Structured figure records
****

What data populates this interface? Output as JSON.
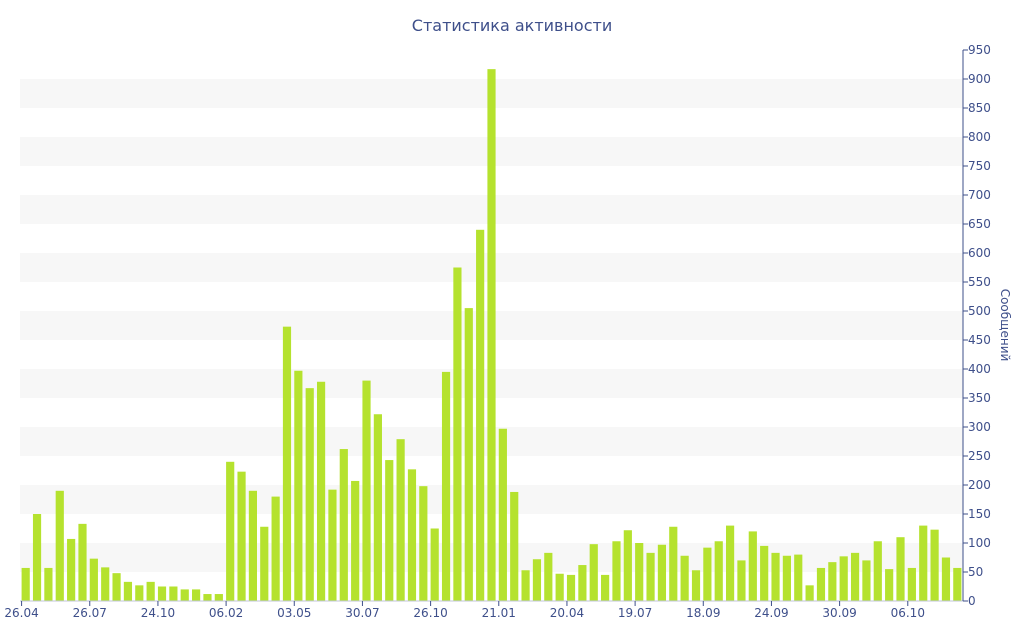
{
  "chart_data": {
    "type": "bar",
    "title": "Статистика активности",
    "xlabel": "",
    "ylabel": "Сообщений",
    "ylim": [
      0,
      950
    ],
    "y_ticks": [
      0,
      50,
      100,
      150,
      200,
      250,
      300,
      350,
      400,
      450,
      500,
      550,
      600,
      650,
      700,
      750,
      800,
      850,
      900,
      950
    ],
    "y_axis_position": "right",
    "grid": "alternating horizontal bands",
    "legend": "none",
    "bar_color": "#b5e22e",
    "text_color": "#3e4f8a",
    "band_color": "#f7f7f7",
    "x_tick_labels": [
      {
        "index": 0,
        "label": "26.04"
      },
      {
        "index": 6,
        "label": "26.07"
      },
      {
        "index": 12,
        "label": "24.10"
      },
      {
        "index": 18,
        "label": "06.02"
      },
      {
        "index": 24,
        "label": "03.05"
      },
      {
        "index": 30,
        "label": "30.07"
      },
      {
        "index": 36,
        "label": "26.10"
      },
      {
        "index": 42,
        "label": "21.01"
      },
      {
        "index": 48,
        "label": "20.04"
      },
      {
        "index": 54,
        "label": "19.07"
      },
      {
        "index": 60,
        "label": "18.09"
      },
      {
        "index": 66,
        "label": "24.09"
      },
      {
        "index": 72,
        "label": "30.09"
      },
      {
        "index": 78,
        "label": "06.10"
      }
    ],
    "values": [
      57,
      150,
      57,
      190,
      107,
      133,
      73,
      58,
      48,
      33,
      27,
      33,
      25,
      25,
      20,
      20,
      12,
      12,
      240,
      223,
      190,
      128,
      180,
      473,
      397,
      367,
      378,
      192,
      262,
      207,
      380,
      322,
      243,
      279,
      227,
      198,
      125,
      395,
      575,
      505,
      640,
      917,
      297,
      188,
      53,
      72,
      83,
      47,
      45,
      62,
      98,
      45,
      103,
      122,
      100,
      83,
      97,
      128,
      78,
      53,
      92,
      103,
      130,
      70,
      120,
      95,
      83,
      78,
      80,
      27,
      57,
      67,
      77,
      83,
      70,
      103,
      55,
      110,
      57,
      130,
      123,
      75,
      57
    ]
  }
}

****

_Your objective_:
Repeat the records above exactly, omitting every picture.

_Expected output_:
What data populates this interface? Output as JSON.
{
  "chart_data": {
    "type": "bar",
    "title": "Статистика активности",
    "xlabel": "",
    "ylabel": "Сообщений",
    "ylim": [
      0,
      950
    ],
    "y_ticks": [
      0,
      50,
      100,
      150,
      200,
      250,
      300,
      350,
      400,
      450,
      500,
      550,
      600,
      650,
      700,
      750,
      800,
      850,
      900,
      950
    ],
    "y_axis_position": "right",
    "grid": "alternating horizontal bands",
    "legend": "none",
    "bar_color": "#b5e22e",
    "text_color": "#3e4f8a",
    "band_color": "#f7f7f7",
    "x_tick_labels": [
      {
        "index": 0,
        "label": "26.04"
      },
      {
        "index": 6,
        "label": "26.07"
      },
      {
        "index": 12,
        "label": "24.10"
      },
      {
        "index": 18,
        "label": "06.02"
      },
      {
        "index": 24,
        "label": "03.05"
      },
      {
        "index": 30,
        "label": "30.07"
      },
      {
        "index": 36,
        "label": "26.10"
      },
      {
        "index": 42,
        "label": "21.01"
      },
      {
        "index": 48,
        "label": "20.04"
      },
      {
        "index": 54,
        "label": "19.07"
      },
      {
        "index": 60,
        "label": "18.09"
      },
      {
        "index": 66,
        "label": "24.09"
      },
      {
        "index": 72,
        "label": "30.09"
      },
      {
        "index": 78,
        "label": "06.10"
      }
    ],
    "values": [
      57,
      150,
      57,
      190,
      107,
      133,
      73,
      58,
      48,
      33,
      27,
      33,
      25,
      25,
      20,
      20,
      12,
      12,
      240,
      223,
      190,
      128,
      180,
      473,
      397,
      367,
      378,
      192,
      262,
      207,
      380,
      322,
      243,
      279,
      227,
      198,
      125,
      395,
      575,
      505,
      640,
      917,
      297,
      188,
      53,
      72,
      83,
      47,
      45,
      62,
      98,
      45,
      103,
      122,
      100,
      83,
      97,
      128,
      78,
      53,
      92,
      103,
      130,
      70,
      120,
      95,
      83,
      78,
      80,
      27,
      57,
      67,
      77,
      83,
      70,
      103,
      55,
      110,
      57,
      130,
      123,
      75,
      57
    ]
  }
}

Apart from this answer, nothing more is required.